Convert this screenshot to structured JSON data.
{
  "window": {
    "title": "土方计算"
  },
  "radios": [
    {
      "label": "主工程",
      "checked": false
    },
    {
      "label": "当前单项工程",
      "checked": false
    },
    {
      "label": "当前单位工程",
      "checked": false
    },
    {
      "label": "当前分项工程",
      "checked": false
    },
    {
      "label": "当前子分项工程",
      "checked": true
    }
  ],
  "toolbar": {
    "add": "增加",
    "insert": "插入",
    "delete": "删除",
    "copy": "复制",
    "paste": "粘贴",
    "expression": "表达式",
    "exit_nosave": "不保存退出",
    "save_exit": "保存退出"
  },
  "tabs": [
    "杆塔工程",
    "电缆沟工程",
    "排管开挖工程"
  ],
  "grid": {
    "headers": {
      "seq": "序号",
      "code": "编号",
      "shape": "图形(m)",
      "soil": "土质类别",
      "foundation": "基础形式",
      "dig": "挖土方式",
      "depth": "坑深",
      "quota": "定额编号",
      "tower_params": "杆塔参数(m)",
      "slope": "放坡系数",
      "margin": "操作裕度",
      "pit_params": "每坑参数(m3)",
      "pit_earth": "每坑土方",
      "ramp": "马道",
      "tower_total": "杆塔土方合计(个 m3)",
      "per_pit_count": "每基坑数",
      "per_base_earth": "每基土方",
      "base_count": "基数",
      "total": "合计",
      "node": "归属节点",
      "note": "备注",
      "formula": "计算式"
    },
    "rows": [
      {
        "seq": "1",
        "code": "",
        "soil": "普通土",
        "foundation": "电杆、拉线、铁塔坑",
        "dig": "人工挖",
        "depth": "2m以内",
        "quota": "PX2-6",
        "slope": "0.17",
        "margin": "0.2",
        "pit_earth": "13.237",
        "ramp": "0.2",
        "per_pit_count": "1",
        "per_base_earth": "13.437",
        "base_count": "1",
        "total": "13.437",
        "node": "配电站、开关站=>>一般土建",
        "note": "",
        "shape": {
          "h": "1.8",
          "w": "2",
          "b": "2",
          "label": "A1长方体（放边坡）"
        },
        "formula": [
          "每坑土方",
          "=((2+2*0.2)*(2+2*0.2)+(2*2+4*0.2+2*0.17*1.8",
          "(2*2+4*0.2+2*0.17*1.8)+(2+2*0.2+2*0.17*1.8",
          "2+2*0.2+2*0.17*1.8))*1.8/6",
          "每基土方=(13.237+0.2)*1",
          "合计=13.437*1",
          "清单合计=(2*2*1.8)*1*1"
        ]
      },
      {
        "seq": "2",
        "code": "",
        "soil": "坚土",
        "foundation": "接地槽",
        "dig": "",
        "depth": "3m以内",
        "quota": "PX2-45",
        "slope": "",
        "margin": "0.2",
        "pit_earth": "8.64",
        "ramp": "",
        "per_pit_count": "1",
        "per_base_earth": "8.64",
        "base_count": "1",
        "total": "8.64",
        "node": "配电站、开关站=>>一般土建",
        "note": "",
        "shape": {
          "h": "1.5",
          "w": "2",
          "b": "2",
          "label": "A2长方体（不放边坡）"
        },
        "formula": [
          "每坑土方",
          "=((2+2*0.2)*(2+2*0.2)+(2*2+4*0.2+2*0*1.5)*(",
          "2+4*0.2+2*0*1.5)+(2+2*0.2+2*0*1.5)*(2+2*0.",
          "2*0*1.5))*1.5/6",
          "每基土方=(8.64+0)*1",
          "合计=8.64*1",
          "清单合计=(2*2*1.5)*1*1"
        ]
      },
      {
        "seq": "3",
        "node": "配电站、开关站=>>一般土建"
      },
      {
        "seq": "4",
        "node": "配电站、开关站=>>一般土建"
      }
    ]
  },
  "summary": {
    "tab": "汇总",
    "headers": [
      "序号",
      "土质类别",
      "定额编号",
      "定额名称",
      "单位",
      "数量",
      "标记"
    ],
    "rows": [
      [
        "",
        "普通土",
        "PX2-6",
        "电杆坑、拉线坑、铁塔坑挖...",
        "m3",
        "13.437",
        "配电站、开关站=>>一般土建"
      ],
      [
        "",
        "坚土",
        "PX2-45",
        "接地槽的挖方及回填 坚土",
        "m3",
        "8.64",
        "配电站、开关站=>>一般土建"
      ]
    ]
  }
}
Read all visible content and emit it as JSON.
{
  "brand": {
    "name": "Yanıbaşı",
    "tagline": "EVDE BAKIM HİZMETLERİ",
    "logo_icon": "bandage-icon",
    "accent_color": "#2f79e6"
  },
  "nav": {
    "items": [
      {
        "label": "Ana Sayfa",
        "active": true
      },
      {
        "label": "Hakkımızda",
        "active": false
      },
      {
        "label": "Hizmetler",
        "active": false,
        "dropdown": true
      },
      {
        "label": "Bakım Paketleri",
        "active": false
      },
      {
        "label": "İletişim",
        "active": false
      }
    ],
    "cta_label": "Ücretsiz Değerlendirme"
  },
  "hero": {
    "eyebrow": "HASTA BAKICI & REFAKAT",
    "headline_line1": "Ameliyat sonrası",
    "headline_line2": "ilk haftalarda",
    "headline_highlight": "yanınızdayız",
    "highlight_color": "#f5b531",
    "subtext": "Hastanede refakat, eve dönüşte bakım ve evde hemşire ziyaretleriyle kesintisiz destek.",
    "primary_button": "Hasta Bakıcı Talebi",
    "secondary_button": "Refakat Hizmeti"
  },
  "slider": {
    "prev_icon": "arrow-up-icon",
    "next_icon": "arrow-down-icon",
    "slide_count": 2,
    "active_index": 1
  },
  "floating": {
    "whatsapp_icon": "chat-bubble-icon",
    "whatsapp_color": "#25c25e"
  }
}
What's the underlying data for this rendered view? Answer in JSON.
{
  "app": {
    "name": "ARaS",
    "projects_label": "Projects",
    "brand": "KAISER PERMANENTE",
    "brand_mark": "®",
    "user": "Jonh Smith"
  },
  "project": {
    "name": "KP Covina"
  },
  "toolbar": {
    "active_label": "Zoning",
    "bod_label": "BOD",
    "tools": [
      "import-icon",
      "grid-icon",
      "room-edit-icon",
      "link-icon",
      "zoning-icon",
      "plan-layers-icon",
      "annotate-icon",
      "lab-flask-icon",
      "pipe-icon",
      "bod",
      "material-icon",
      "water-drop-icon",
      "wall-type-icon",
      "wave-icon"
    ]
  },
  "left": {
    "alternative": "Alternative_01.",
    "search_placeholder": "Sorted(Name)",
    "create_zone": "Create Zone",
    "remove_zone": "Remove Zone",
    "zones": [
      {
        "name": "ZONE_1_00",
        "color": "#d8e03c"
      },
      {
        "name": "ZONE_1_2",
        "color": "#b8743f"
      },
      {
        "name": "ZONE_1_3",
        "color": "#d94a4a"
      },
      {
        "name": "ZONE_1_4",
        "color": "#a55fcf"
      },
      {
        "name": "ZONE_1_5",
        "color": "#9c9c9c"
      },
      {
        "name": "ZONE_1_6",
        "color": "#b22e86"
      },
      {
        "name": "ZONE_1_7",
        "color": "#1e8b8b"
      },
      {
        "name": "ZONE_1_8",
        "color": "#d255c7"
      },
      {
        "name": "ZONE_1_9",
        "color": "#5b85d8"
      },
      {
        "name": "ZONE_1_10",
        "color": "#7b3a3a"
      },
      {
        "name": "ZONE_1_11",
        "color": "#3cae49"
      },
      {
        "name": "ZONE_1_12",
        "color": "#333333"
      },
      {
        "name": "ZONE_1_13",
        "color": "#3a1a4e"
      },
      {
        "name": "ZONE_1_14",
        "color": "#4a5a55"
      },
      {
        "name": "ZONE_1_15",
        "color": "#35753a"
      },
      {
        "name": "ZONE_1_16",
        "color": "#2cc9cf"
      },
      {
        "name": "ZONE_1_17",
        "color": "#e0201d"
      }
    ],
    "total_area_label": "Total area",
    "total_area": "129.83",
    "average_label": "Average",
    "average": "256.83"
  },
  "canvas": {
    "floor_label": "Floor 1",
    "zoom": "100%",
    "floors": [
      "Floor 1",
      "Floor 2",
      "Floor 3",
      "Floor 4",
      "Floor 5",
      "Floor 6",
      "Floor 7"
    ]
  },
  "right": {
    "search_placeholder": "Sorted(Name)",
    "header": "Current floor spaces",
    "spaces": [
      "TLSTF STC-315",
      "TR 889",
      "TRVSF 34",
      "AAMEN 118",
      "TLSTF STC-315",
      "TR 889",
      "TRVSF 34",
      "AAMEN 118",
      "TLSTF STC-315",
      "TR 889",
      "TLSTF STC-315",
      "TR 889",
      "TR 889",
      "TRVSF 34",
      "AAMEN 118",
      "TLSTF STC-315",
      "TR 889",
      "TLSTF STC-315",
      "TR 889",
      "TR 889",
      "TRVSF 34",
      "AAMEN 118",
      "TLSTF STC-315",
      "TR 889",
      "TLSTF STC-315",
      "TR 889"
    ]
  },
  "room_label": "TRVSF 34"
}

──────────

The required answer is a single number: the count of lines in the entries that hold the string "data".

2